▸ Goal
Reproduce the records below in full and exactly, without their images.
* Begin *
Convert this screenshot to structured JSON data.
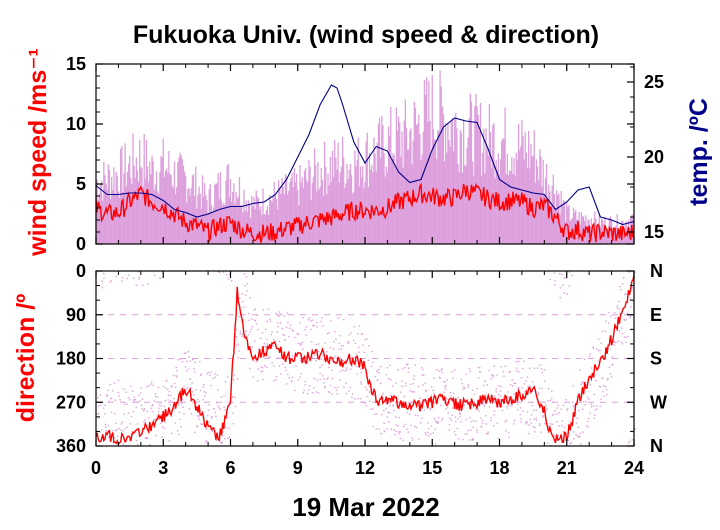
{
  "chart_data": [
    {
      "type": "line",
      "title": "Fukuoka Univ. (wind speed & direction)",
      "xlabel": "19 Mar 2022",
      "ylabel": "wind speed /ms⁻¹",
      "y2label": "temp. /ºC",
      "xlim": [
        0,
        24
      ],
      "ylim": [
        0,
        15
      ],
      "y2lim": [
        14.2,
        26.2
      ],
      "x_ticks": [
        "0",
        "3",
        "6",
        "9",
        "12",
        "15",
        "18",
        "21",
        "24"
      ],
      "y_ticks": [
        "0",
        "5",
        "10",
        "15"
      ],
      "y2_ticks": [
        "15",
        "20",
        "25"
      ],
      "grid": false,
      "colors": {
        "gust": "#dda0dd",
        "mean": "#ff0000",
        "temp": "#00008b",
        "label_red": "#ff0000",
        "label_blue": "#00008b"
      },
      "series": [
        {
          "name": "",
          "role": "gust",
          "x": [
            0,
            0.5,
            1,
            1.5,
            2,
            2.5,
            3,
            3.5,
            4,
            4.5,
            5,
            5.5,
            6,
            6.5,
            7,
            7.5,
            8,
            8.5,
            9,
            9.5,
            10,
            10.5,
            11,
            11.5,
            12,
            12.5,
            13,
            13.5,
            14,
            14.5,
            15,
            15.5,
            16,
            16.5,
            17,
            17.5,
            18,
            18.5,
            19,
            19.5,
            20,
            20.5,
            21,
            21.5,
            22,
            22.5,
            23,
            23.5,
            24
          ],
          "values": [
            7.0,
            7.5,
            8.0,
            9.0,
            10.0,
            8.5,
            9.0,
            8.0,
            7.5,
            6.5,
            5.0,
            6.5,
            7.5,
            6.0,
            4.5,
            5.0,
            5.5,
            6.0,
            6.5,
            7.5,
            8.5,
            9.0,
            9.5,
            9.0,
            10.0,
            10.5,
            11.5,
            12.0,
            12.5,
            14.0,
            15.0,
            14.5,
            13.5,
            13.0,
            12.5,
            12.0,
            12.0,
            11.5,
            11.0,
            10.5,
            8.0,
            6.5,
            3.5,
            3.0,
            3.0,
            2.5,
            2.5,
            2.5,
            3.0
          ]
        },
        {
          "name": "",
          "role": "mean",
          "x": [
            0,
            0.5,
            1,
            1.5,
            2,
            2.5,
            3,
            3.5,
            4,
            4.5,
            5,
            5.5,
            6,
            6.5,
            7,
            7.5,
            8,
            8.5,
            9,
            9.5,
            10,
            10.5,
            11,
            11.5,
            12,
            12.5,
            13,
            13.5,
            14,
            14.5,
            15,
            15.5,
            16,
            16.5,
            17,
            17.5,
            18,
            18.5,
            19,
            19.5,
            20,
            20.5,
            21,
            21.5,
            22,
            22.5,
            23,
            23.5,
            24
          ],
          "values": [
            3.0,
            2.5,
            2.6,
            3.5,
            4.2,
            3.5,
            3.2,
            2.5,
            1.8,
            1.5,
            1.0,
            1.5,
            1.8,
            1.2,
            0.9,
            0.9,
            1.0,
            1.3,
            1.5,
            1.8,
            2.0,
            2.2,
            2.5,
            2.8,
            2.8,
            2.8,
            3.0,
            3.5,
            3.8,
            4.2,
            4.0,
            3.8,
            3.9,
            4.5,
            4.2,
            3.8,
            3.5,
            3.6,
            3.5,
            3.0,
            3.2,
            2.2,
            1.0,
            1.2,
            0.8,
            1.0,
            0.9,
            0.8,
            1.0
          ]
        },
        {
          "name": "",
          "role": "temp",
          "axis": "right",
          "x": [
            0,
            0.5,
            1,
            1.5,
            2,
            2.5,
            3,
            3.5,
            4,
            4.5,
            5,
            5.5,
            6,
            6.5,
            7,
            7.5,
            8,
            8.5,
            9,
            9.5,
            10,
            10.5,
            10.75,
            11,
            11.5,
            12,
            12.5,
            13,
            13.5,
            14,
            14.5,
            15,
            15.5,
            16,
            16.5,
            17,
            17.5,
            18,
            18.5,
            19,
            19.5,
            20,
            20.5,
            21,
            21.5,
            22,
            22.5,
            23,
            23.5,
            24
          ],
          "values": [
            18.1,
            17.5,
            17.5,
            17.6,
            17.6,
            17.5,
            17.1,
            16.5,
            16.3,
            16.0,
            16.2,
            16.5,
            16.7,
            16.7,
            16.9,
            17.0,
            17.5,
            18.5,
            20.0,
            21.5,
            23.5,
            24.8,
            24.6,
            23.5,
            21.0,
            19.6,
            20.7,
            20.4,
            19.0,
            18.3,
            18.5,
            20.5,
            22.0,
            22.6,
            22.4,
            22.3,
            20.5,
            18.5,
            18.0,
            17.8,
            17.6,
            17.5,
            16.5,
            17.0,
            17.8,
            18.0,
            16.0,
            15.8,
            15.5,
            15.7
          ]
        }
      ]
    },
    {
      "type": "scatter",
      "xlabel": "19 Mar 2022",
      "ylabel": "direction /º",
      "xlim": [
        0,
        24
      ],
      "ylim": [
        0,
        360
      ],
      "y_inverted": true,
      "x_ticks": [
        "0",
        "3",
        "6",
        "9",
        "12",
        "15",
        "18",
        "21",
        "24"
      ],
      "y_ticks": [
        "0",
        "90",
        "180",
        "270",
        "360"
      ],
      "y2_ticks": [
        "N",
        "E",
        "S",
        "W",
        "N"
      ],
      "grid": true,
      "colors": {
        "points": "#dda0dd",
        "mean": "#ff0000",
        "grid": "#dda0dd"
      },
      "series": [
        {
          "name": "",
          "role": "mean",
          "x": [
            0,
            0.5,
            1,
            1.5,
            2,
            2.5,
            3,
            3.5,
            4,
            4.5,
            5,
            5.5,
            6,
            6.3,
            6.6,
            7,
            7.5,
            8,
            8.5,
            9,
            9.5,
            10,
            10.5,
            11,
            11.5,
            12,
            12.3,
            12.6,
            13,
            13.5,
            14,
            14.5,
            15,
            15.5,
            16,
            16.5,
            17,
            17.5,
            18,
            18.5,
            19,
            19.5,
            20,
            20.3,
            20.6,
            21,
            21.5,
            22,
            22.5,
            23,
            23.5,
            24
          ],
          "values": [
            340,
            340,
            345,
            338,
            335,
            315,
            300,
            280,
            240,
            280,
            320,
            340,
            270,
            40,
            130,
            175,
            165,
            150,
            180,
            175,
            180,
            170,
            185,
            185,
            180,
            195,
            250,
            270,
            265,
            270,
            275,
            280,
            270,
            265,
            275,
            275,
            270,
            265,
            270,
            265,
            255,
            240,
            290,
            340,
            350,
            340,
            270,
            220,
            190,
            140,
            80,
            20
          ]
        },
        {
          "name": "",
          "role": "points",
          "x": [
            0,
            1,
            2,
            3,
            4,
            5,
            6,
            6.5,
            7,
            8,
            9,
            10,
            11,
            12,
            12.5,
            13,
            14,
            15,
            16,
            17,
            18,
            19,
            20,
            20.5,
            21,
            22,
            23,
            24
          ],
          "values": [
            330,
            300,
            320,
            290,
            240,
            280,
            300,
            60,
            150,
            160,
            170,
            175,
            170,
            200,
            260,
            265,
            270,
            275,
            270,
            270,
            265,
            260,
            270,
            340,
            330,
            240,
            150,
            30
          ]
        }
      ]
    }
  ]
}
* End *
▸ Result
Convert this screenshot to structured JSON data.
{
  "chart_data": [
    {
      "type": "line",
      "title": "Fukuoka Univ. (wind speed & direction)",
      "xlabel": "19 Mar 2022",
      "ylabel": "wind speed /ms⁻¹",
      "y2label": "temp. /ºC",
      "xlim": [
        0,
        24
      ],
      "ylim": [
        0,
        15
      ],
      "y2lim": [
        14.2,
        26.2
      ],
      "x_ticks": [
        "0",
        "3",
        "6",
        "9",
        "12",
        "15",
        "18",
        "21",
        "24"
      ],
      "y_ticks": [
        "0",
        "5",
        "10",
        "15"
      ],
      "y2_ticks": [
        "15",
        "20",
        "25"
      ],
      "grid": false,
      "colors": {
        "gust": "#dda0dd",
        "mean": "#ff0000",
        "temp": "#00008b",
        "label_red": "#ff0000",
        "label_blue": "#00008b"
      },
      "series": [
        {
          "name": "",
          "role": "gust",
          "x": [
            0,
            0.5,
            1,
            1.5,
            2,
            2.5,
            3,
            3.5,
            4,
            4.5,
            5,
            5.5,
            6,
            6.5,
            7,
            7.5,
            8,
            8.5,
            9,
            9.5,
            10,
            10.5,
            11,
            11.5,
            12,
            12.5,
            13,
            13.5,
            14,
            14.5,
            15,
            15.5,
            16,
            16.5,
            17,
            17.5,
            18,
            18.5,
            19,
            19.5,
            20,
            20.5,
            21,
            21.5,
            22,
            22.5,
            23,
            23.5,
            24
          ],
          "values": [
            7.0,
            7.5,
            8.0,
            9.0,
            10.0,
            8.5,
            9.0,
            8.0,
            7.5,
            6.5,
            5.0,
            6.5,
            7.5,
            6.0,
            4.5,
            5.0,
            5.5,
            6.0,
            6.5,
            7.5,
            8.5,
            9.0,
            9.5,
            9.0,
            10.0,
            10.5,
            11.5,
            12.0,
            12.5,
            14.0,
            15.0,
            14.5,
            13.5,
            13.0,
            12.5,
            12.0,
            12.0,
            11.5,
            11.0,
            10.5,
            8.0,
            6.5,
            3.5,
            3.0,
            3.0,
            2.5,
            2.5,
            2.5,
            3.0
          ]
        },
        {
          "name": "",
          "role": "mean",
          "x": [
            0,
            0.5,
            1,
            1.5,
            2,
            2.5,
            3,
            3.5,
            4,
            4.5,
            5,
            5.5,
            6,
            6.5,
            7,
            7.5,
            8,
            8.5,
            9,
            9.5,
            10,
            10.5,
            11,
            11.5,
            12,
            12.5,
            13,
            13.5,
            14,
            14.5,
            15,
            15.5,
            16,
            16.5,
            17,
            17.5,
            18,
            18.5,
            19,
            19.5,
            20,
            20.5,
            21,
            21.5,
            22,
            22.5,
            23,
            23.5,
            24
          ],
          "values": [
            3.0,
            2.5,
            2.6,
            3.5,
            4.2,
            3.5,
            3.2,
            2.5,
            1.8,
            1.5,
            1.0,
            1.5,
            1.8,
            1.2,
            0.9,
            0.9,
            1.0,
            1.3,
            1.5,
            1.8,
            2.0,
            2.2,
            2.5,
            2.8,
            2.8,
            2.8,
            3.0,
            3.5,
            3.8,
            4.2,
            4.0,
            3.8,
            3.9,
            4.5,
            4.2,
            3.8,
            3.5,
            3.6,
            3.5,
            3.0,
            3.2,
            2.2,
            1.0,
            1.2,
            0.8,
            1.0,
            0.9,
            0.8,
            1.0
          ]
        },
        {
          "name": "",
          "role": "temp",
          "axis": "right",
          "x": [
            0,
            0.5,
            1,
            1.5,
            2,
            2.5,
            3,
            3.5,
            4,
            4.5,
            5,
            5.5,
            6,
            6.5,
            7,
            7.5,
            8,
            8.5,
            9,
            9.5,
            10,
            10.5,
            10.75,
            11,
            11.5,
            12,
            12.5,
            13,
            13.5,
            14,
            14.5,
            15,
            15.5,
            16,
            16.5,
            17,
            17.5,
            18,
            18.5,
            19,
            19.5,
            20,
            20.5,
            21,
            21.5,
            22,
            22.5,
            23,
            23.5,
            24
          ],
          "values": [
            18.1,
            17.5,
            17.5,
            17.6,
            17.6,
            17.5,
            17.1,
            16.5,
            16.3,
            16.0,
            16.2,
            16.5,
            16.7,
            16.7,
            16.9,
            17.0,
            17.5,
            18.5,
            20.0,
            21.5,
            23.5,
            24.8,
            24.6,
            23.5,
            21.0,
            19.6,
            20.7,
            20.4,
            19.0,
            18.3,
            18.5,
            20.5,
            22.0,
            22.6,
            22.4,
            22.3,
            20.5,
            18.5,
            18.0,
            17.8,
            17.6,
            17.5,
            16.5,
            17.0,
            17.8,
            18.0,
            16.0,
            15.8,
            15.5,
            15.7
          ]
        }
      ]
    },
    {
      "type": "scatter",
      "xlabel": "19 Mar 2022",
      "ylabel": "direction /º",
      "xlim": [
        0,
        24
      ],
      "ylim": [
        0,
        360
      ],
      "y_inverted": true,
      "x_ticks": [
        "0",
        "3",
        "6",
        "9",
        "12",
        "15",
        "18",
        "21",
        "24"
      ],
      "y_ticks": [
        "0",
        "90",
        "180",
        "270",
        "360"
      ],
      "y2_ticks": [
        "N",
        "E",
        "S",
        "W",
        "N"
      ],
      "grid": true,
      "colors": {
        "points": "#dda0dd",
        "mean": "#ff0000",
        "grid": "#dda0dd"
      },
      "series": [
        {
          "name": "",
          "role": "mean",
          "x": [
            0,
            0.5,
            1,
            1.5,
            2,
            2.5,
            3,
            3.5,
            4,
            4.5,
            5,
            5.5,
            6,
            6.3,
            6.6,
            7,
            7.5,
            8,
            8.5,
            9,
            9.5,
            10,
            10.5,
            11,
            11.5,
            12,
            12.3,
            12.6,
            13,
            13.5,
            14,
            14.5,
            15,
            15.5,
            16,
            16.5,
            17,
            17.5,
            18,
            18.5,
            19,
            19.5,
            20,
            20.3,
            20.6,
            21,
            21.5,
            22,
            22.5,
            23,
            23.5,
            24
          ],
          "values": [
            340,
            340,
            345,
            338,
            335,
            315,
            300,
            280,
            240,
            280,
            320,
            340,
            270,
            40,
            130,
            175,
            165,
            150,
            180,
            175,
            180,
            170,
            185,
            185,
            180,
            195,
            250,
            270,
            265,
            270,
            275,
            280,
            270,
            265,
            275,
            275,
            270,
            265,
            270,
            265,
            255,
            240,
            290,
            340,
            350,
            340,
            270,
            220,
            190,
            140,
            80,
            20
          ]
        },
        {
          "name": "",
          "role": "points",
          "x": [
            0,
            1,
            2,
            3,
            4,
            5,
            6,
            6.5,
            7,
            8,
            9,
            10,
            11,
            12,
            12.5,
            13,
            14,
            15,
            16,
            17,
            18,
            19,
            20,
            20.5,
            21,
            22,
            23,
            24
          ],
          "values": [
            330,
            300,
            320,
            290,
            240,
            280,
            300,
            60,
            150,
            160,
            170,
            175,
            170,
            200,
            260,
            265,
            270,
            275,
            270,
            270,
            265,
            260,
            270,
            340,
            330,
            240,
            150,
            30
          ]
        }
      ]
    }
  ]
}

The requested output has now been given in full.